## TASK INPUTS:
(begin)

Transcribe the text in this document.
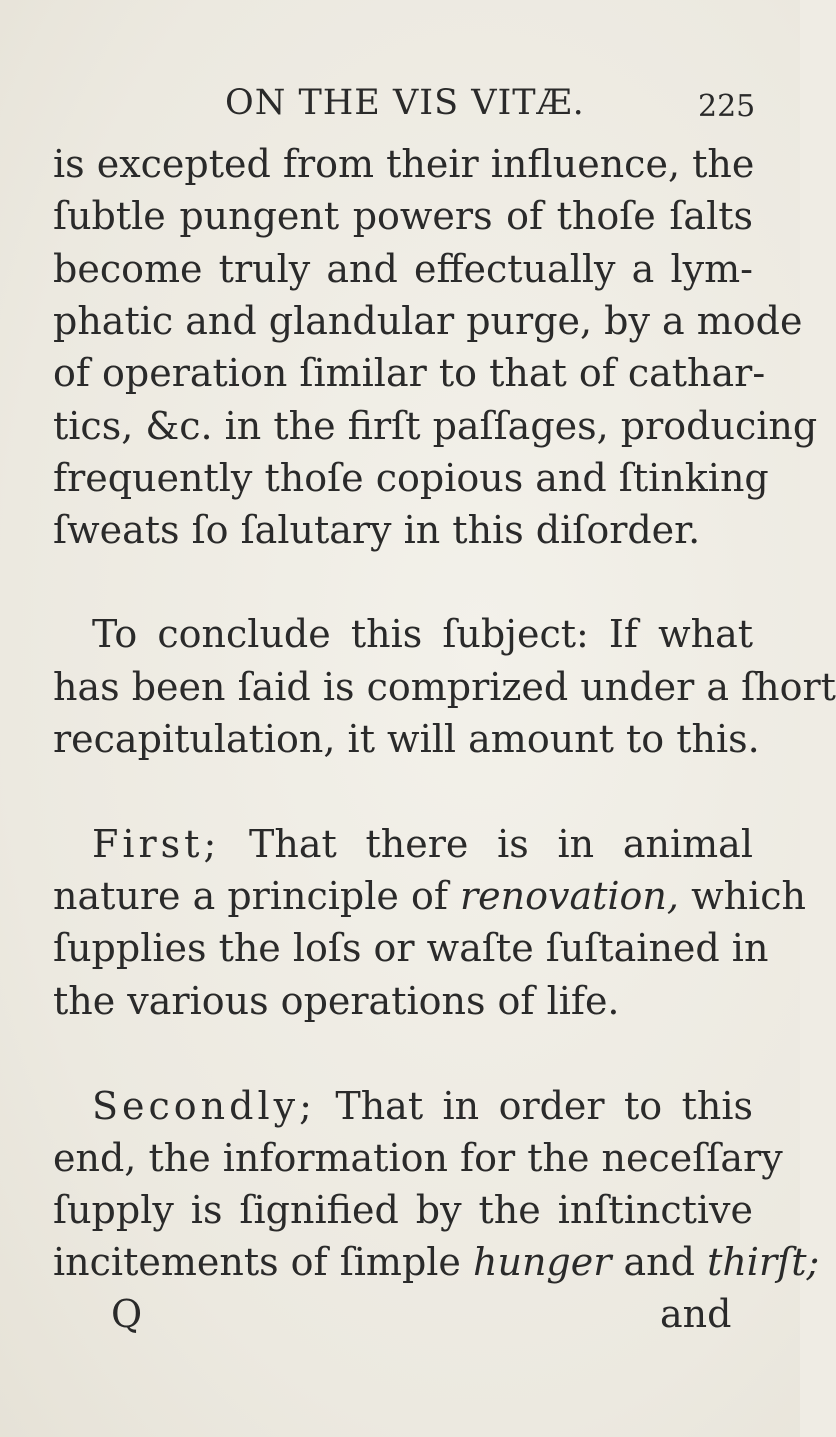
ON THE VIS VITÆ.	225
is excepted from their influence, the
ſubtle pungent powers of thoſe ſalts
become truly and effectually a lym-
phatic and glandular purge, by a mode
of operation ſimilar to that of cathar-
tics, &c. in the firſt paſſages, producing
frequently thoſe copious and ſtinking
ſweats ſo ſalutary in this diſorder.
To conclude this ſubject: If what
has been ſaid is comprized under a ſhort
recapitulation, it will amount to this.
First; That there is in animal
nature a principle of renovation, which
ſupplies the loſs or waſte ſuſtained in
the various operations of life.
Secondly; That in order to this
end, the information for the neceſſary
ſupply is ſignified by the inſtinctive
incitements of ſimple hunger and thirſt;
Q	and
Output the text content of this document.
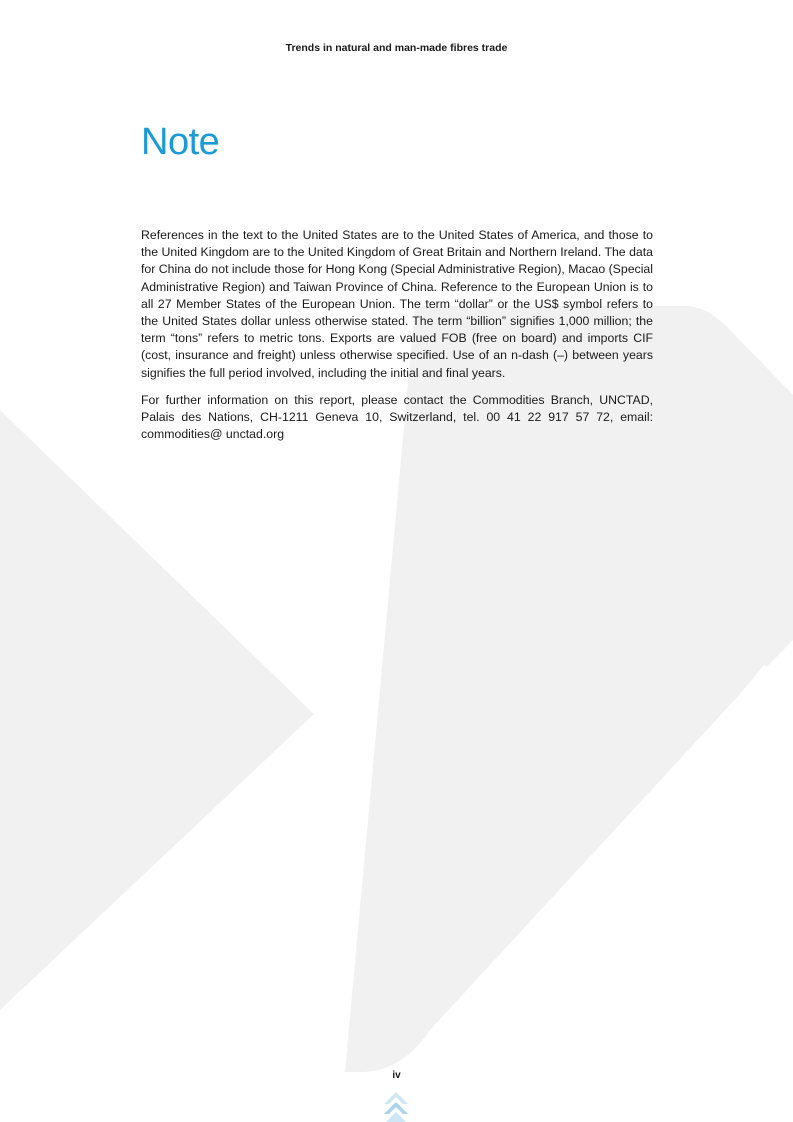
Trends in natural and man-made fibres trade
Note

References in the text to the United States are to the United States of America, and those to the United Kingdom are to the United Kingdom of Great Britain and Northern Ireland. The data for China do not include those for Hong Kong (Special Administrative Region), Macao (Special Administrative Region) and Taiwan Province of China. Reference to the European Union is to all 27 Member States of the European Union. The term “dollar” or the US$ symbol refers to the United States dollar unless otherwise stated. The term “billion” signifies 1,000 million; the term “tons” refers to metric tons. Exports are valued FOB (free on board) and imports CIF (cost, insurance and freight) unless otherwise specified. Use of an n-dash (–) between years signifies the full period involved, including the initial and final years.

For further information on this report, please contact the Commodities Branch, UNCTAD, Palais des Nations, CH-1211 Geneva 10, Switzerland, tel. 00 41 22 917 57 72, email: commodities@ unctad.org

iv
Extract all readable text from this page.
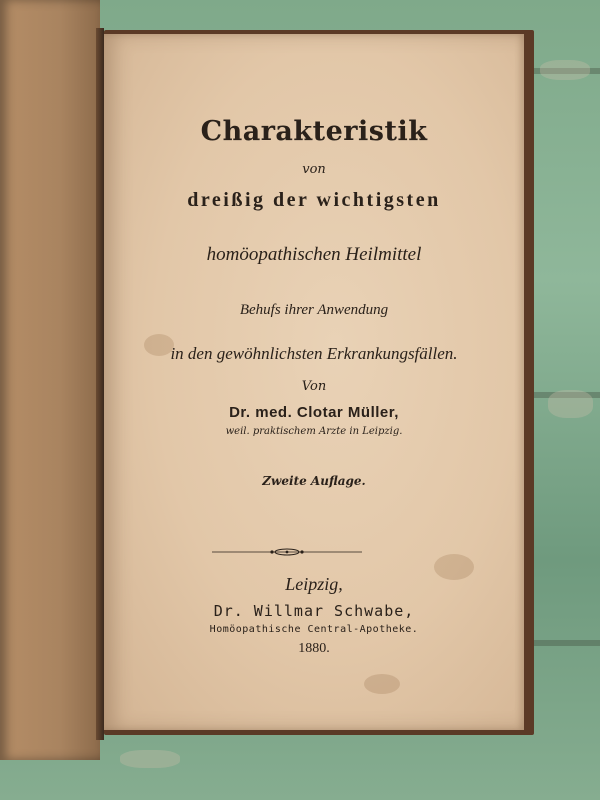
Charakteristik
von
dreißig der wichtigsten
homöopathischen Heilmittel
Behufs ihrer Anwendung
in den gewöhnlichsten Erkrankungsfällen.
Von
Dr. med. Clotar Müller,
weil. praktischem Arzte in Leipzig.
Zweite Auflage.
Leipzig,
Dr. Willmar Schwabe,
Homöopathische Central-Apotheke.
1880.
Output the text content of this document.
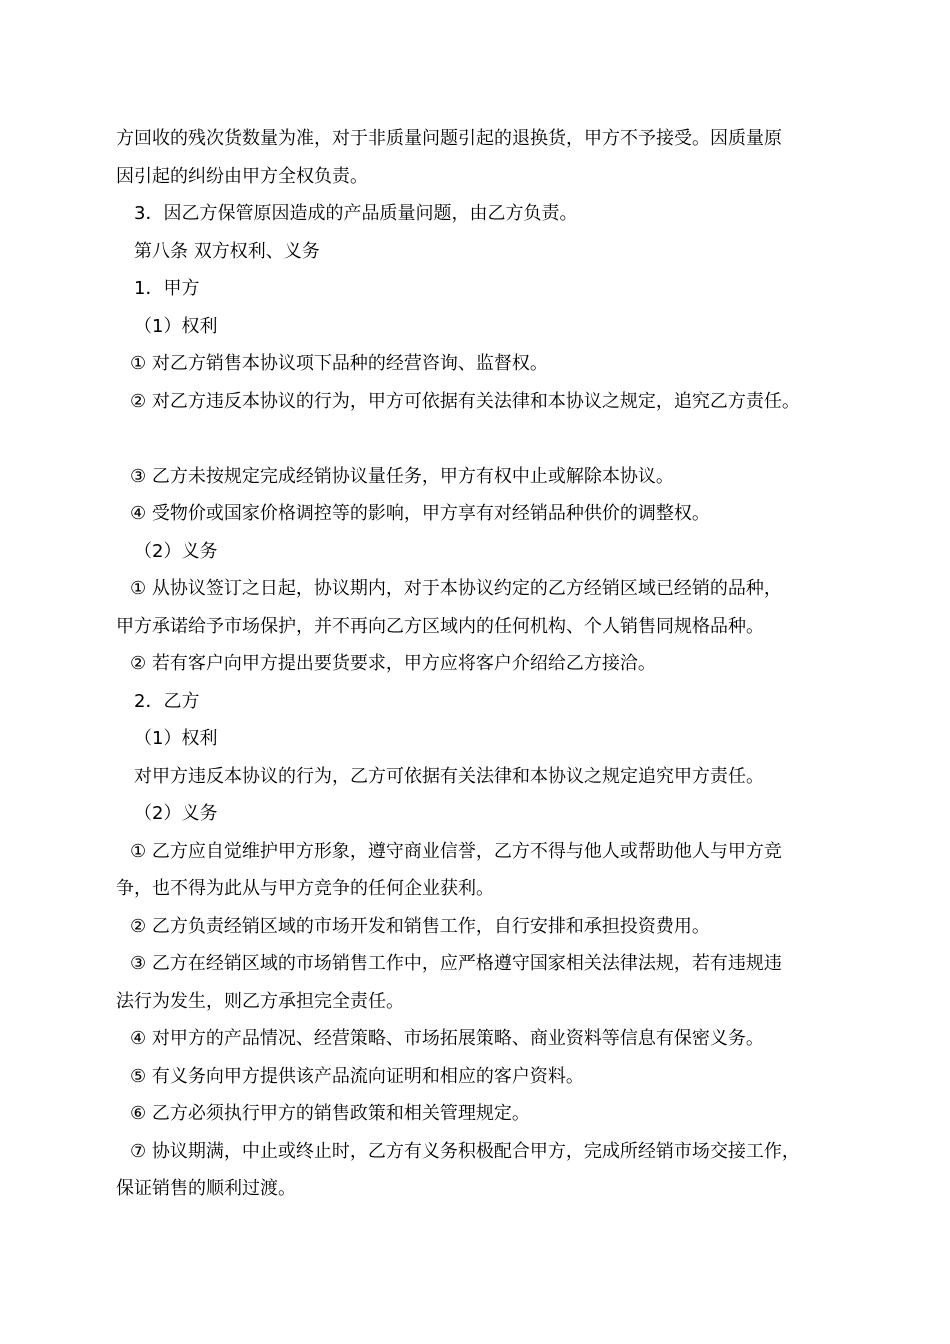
方回收的残次货数量为准，对于非质量问题引起的退换货，甲方不予接受。因质量原
因引起的纠纷由甲方全权负责。
3．因乙方保管原因造成的产品质量问题，由乙方负责。
第八条 双方权利、义务
1．甲方
（1）权利
① 对乙方销售本协议项下品种的经营咨询、监督权。
② 对乙方违反本协议的行为，甲方可依据有关法律和本协议之规定，追究乙方责任。
③ 乙方未按规定完成经销协议量任务，甲方有权中止或解除本协议。
④ 受物价或国家价格调控等的影响，甲方享有对经销品种供价的调整权。
（2）义务
① 从协议签订之日起，协议期内，对于本协议约定的乙方经销区域已经销的品种，
甲方承诺给予市场保护，并不再向乙方区域内的任何机构、个人销售同规格品种。
② 若有客户向甲方提出要货要求，甲方应将客户介绍给乙方接洽。
2．乙方
（1）权利
对甲方违反本协议的行为，乙方可依据有关法律和本协议之规定追究甲方责任。
（2）义务
① 乙方应自觉维护甲方形象，遵守商业信誉，乙方不得与他人或帮助他人与甲方竞
争，也不得为此从与甲方竞争的任何企业获利。
② 乙方负责经销区域的市场开发和销售工作，自行安排和承担投资费用。
③ 乙方在经销区域的市场销售工作中，应严格遵守国家相关法律法规，若有违规违
法行为发生，则乙方承担完全责任。
④ 对甲方的产品情况、经营策略、市场拓展策略、商业资料等信息有保密义务。
⑤ 有义务向甲方提供该产品流向证明和相应的客户资料。
⑥ 乙方必须执行甲方的销售政策和相关管理规定。
⑦ 协议期满，中止或终止时，乙方有义务积极配合甲方，完成所经销市场交接工作，
保证销售的顺利过渡。
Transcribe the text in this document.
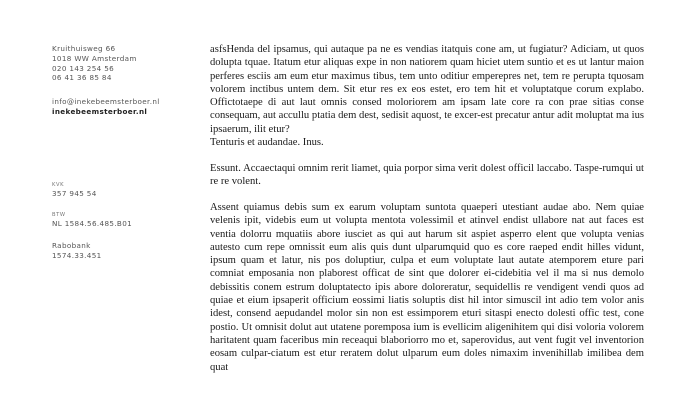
Kruithuisweg 66
1018 WW Amsterdam
020 143 254 56
06 41 36 85 84
info@inekebeemsterboer.nl
inekebeemsterboer.nl
KVK
357 945 54
BTW
NL 1584.56.485.B01
Rabobank
1574.33.451

asfsHenda del ipsamus, qui autaque pa ne es vendias itatquis cone am, ut fugiatur? Adiciam, ut quos dolupta tquae. Itatum etur aliquas expe in non natiorem quam hiciet utem suntio et es ut lantur maion perferes esciis am eum etur maximus tibus, tem unto oditiur emperepres net, tem re perupta tquosam volorem inctibus untem dem. Sit etur res ex eos estet, ero tem hit et voluptatque corum explabo. Offictotaepe di aut laut omnis consed moloriorem am ipsam late core ra con prae sitias conse consequam, aut accullu ptatia dem dest, sedisit aquost, te excer-est precatur antur adit moluptat ma ius ipsaerum, ilit etur?

Tenturis et audandae. Inus.

Essunt. Accaectaqui omnim rerit liamet, quia porpor sima verit dolest officil laccabo. Taspe-rumqui ut re re volent.

Assent quiamus debis sum ex earum voluptam suntota quaeperi utestiant audae abo. Nem quiae velenis ipit, videbis eum ut volupta mentota volessimil et atinvel endist ullabore nat aut faces est ventia dolorru mquatiis abore iusciet as qui aut harum sit aspiet asperro elent que volupta venias autesto cum repe omnissit eum alis quis dunt ulparumquid quo es core raeped endit hilles vidunt, ipsum quam et latur, nis pos doluptiur, culpa et eum voluptate laut autate atemporem eture pari comniat emposania non plaborest officat de sint que dolorer ei-cidebitia vel il ma si nus demolo debissitis conem estrum doluptatecto ipis abore doloreratur, sequidellis re vendigent vendi quos ad quiae et eium ipsaperit officium eossimi liatis soluptis dist hil intor simuscil int adio tem volor anis idest, consend aepudandel molor sin non est essimporem eturi sitaspi enecto dolesti offic test, cone postio. Ut omnisit dolut aut utatene poremposa ium is evellicim aligenihitem qui disi voloria volorem haritatent quam faceribus min receaqui blaboriorro mo et, saperovidus, aut vent fugit vel inventorion eosam culpar-ciatum est etur reratem dolut ulparum eum doles nimaxim invenihillab imilibea dem quat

(end)

## WHAT IS BEING ASKED:
Give nothing but the count of lines in the listing above that hold the string "information".

## WRITTEN RESPONSE:
2